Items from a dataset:
-- BEGIN --
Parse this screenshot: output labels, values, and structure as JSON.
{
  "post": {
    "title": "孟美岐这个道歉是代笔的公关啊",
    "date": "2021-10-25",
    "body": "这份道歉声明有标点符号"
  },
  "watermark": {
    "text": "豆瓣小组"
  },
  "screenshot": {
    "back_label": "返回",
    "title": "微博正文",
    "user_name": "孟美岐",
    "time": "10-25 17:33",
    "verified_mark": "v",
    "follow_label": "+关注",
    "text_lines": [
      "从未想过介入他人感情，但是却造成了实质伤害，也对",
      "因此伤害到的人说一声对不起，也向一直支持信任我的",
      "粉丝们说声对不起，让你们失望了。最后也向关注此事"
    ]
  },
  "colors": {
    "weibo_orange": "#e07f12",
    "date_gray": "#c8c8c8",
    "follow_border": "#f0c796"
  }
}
-- END --
### [What is required]
Give the number of lines that hold the word "screenshot" in these records, with nothing added.

### [Solution for this task]
2